Stated goal 1:
Write out the records word for word, from their first line through the line that contains "staticText: 我要提问 [297, 718, 329, 728]", including both of those lines.

Text excerpt:
-=-=-=-=-
At any time before or after consummation of the Business Combination, notwithstanding termination of the respective waiting periods under the HSR Act, the Department of Justice or the FTC, or any state or foreign governmental authority could take such action under applicable antitrust laws as such authority deems necessary or desirable in the public interest, including seeking to enjoin the consummation of the Business Combination, conditionally approving the Business Combination upon divestiture of assets, subjecting the completion of the Business Combination to regulatory conditions or seeking other remedies. Private parties may also seek to take legal action under the antitrust laws under certain circumstances. NavSight cannot assure you that the Antitrust Division, the FTC, any state attorney general or any other government authority will not attempt to challenge the Business Combination on antitrust grounds, and, if such a challenge is made, NavSight cannot assure you as to its result.
-=-=-=-=-
Information supplied:
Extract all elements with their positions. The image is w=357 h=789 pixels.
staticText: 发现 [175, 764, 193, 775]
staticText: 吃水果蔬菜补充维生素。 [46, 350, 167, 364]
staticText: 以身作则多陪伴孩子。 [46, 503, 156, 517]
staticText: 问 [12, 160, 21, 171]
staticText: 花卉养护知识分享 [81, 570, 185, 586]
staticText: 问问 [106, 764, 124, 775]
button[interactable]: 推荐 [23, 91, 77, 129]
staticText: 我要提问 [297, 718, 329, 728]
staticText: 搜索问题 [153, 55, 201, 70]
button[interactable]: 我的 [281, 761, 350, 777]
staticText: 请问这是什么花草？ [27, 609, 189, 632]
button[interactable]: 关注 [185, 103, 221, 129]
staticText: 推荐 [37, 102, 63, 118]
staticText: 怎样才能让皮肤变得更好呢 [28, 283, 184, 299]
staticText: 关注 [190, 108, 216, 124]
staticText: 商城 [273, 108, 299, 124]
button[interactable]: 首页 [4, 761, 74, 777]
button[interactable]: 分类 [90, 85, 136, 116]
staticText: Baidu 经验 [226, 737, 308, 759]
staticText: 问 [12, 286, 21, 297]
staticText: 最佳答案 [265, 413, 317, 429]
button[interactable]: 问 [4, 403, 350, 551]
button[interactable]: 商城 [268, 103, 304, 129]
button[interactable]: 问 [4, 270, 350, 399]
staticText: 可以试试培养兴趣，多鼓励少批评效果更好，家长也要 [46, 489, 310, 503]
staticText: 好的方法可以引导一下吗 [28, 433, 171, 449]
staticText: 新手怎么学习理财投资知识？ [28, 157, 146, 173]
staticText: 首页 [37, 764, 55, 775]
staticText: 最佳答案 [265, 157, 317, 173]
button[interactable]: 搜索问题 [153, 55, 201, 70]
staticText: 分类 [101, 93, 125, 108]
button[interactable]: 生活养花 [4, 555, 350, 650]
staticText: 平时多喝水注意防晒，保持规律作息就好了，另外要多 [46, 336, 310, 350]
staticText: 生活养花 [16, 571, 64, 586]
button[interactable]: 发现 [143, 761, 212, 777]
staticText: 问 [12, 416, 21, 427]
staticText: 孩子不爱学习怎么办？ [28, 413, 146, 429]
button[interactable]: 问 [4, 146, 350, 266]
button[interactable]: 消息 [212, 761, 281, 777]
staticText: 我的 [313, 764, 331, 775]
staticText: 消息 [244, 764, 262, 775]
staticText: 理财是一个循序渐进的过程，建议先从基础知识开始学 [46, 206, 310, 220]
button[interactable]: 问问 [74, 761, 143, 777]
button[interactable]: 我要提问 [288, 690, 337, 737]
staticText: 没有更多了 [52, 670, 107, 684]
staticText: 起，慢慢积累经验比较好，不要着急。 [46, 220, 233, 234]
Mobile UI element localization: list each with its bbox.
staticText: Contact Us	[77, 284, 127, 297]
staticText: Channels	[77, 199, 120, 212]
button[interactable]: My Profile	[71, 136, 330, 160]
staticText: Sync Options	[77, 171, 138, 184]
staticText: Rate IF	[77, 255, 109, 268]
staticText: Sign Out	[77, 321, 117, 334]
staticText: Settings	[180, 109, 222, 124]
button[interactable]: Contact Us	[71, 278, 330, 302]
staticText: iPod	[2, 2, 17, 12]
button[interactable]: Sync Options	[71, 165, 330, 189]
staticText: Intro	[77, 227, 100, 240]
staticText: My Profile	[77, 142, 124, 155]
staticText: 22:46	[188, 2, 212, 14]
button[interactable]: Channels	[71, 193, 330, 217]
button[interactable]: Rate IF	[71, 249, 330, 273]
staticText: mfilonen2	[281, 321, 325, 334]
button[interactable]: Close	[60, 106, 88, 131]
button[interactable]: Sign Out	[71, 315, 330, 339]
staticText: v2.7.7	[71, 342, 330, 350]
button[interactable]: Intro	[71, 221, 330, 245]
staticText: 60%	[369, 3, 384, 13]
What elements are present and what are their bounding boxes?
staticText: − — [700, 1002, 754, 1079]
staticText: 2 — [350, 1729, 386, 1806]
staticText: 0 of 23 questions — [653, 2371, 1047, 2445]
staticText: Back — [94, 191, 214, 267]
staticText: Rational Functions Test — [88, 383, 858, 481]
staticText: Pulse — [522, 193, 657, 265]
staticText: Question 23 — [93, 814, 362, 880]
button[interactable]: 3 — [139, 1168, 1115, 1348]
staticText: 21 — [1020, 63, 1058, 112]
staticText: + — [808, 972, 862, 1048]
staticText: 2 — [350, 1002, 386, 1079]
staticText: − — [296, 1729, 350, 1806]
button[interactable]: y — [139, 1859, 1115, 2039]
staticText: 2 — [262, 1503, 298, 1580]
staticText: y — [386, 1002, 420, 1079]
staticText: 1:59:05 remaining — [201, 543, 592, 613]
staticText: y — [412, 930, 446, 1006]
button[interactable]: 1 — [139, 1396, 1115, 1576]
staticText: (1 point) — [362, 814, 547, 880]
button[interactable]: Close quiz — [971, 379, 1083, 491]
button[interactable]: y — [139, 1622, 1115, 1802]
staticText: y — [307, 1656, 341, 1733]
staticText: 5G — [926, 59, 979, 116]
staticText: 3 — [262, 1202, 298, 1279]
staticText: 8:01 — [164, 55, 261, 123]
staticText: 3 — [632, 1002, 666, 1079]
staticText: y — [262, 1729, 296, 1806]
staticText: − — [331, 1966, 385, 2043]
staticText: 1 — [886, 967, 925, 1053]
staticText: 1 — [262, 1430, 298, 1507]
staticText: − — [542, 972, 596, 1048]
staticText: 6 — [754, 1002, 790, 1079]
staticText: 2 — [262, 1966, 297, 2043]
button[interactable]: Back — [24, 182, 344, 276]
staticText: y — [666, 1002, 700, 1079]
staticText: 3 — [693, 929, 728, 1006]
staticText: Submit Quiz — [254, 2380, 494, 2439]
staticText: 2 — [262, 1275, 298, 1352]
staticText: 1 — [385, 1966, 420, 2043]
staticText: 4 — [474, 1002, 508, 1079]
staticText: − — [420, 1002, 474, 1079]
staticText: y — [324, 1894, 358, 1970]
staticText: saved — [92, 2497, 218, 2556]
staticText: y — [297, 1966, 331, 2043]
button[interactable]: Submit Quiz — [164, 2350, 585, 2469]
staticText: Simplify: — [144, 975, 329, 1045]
-=-=-=-=-
Stated goal 2:
Translate this sentence from the antitrust passage into Spanish: "Private parties may also seek to take legal action under the antitrust laws under certain circumstances."

Complete answer 1:
Extract all elements with their positions. The image is w=357 h=789 pixels.
staticText: 发现 [175, 764, 193, 775]
staticText: 吃水果蔬菜补充维生素。 [46, 350, 167, 364]
staticText: 以身作则多陪伴孩子。 [46, 503, 156, 517]
staticText: 问 [12, 160, 21, 171]
staticText: 花卉养护知识分享 [81, 570, 185, 586]
staticText: 问问 [106, 764, 124, 775]
button[interactable]: 推荐 [23, 91, 77, 129]
staticText: 我要提问 [297, 718, 329, 728]

Complete answer 2:
Las partes privadas también pueden intentar emprender acciones legales en virtud de las leyes antimonopolio en determinadas circunstancias.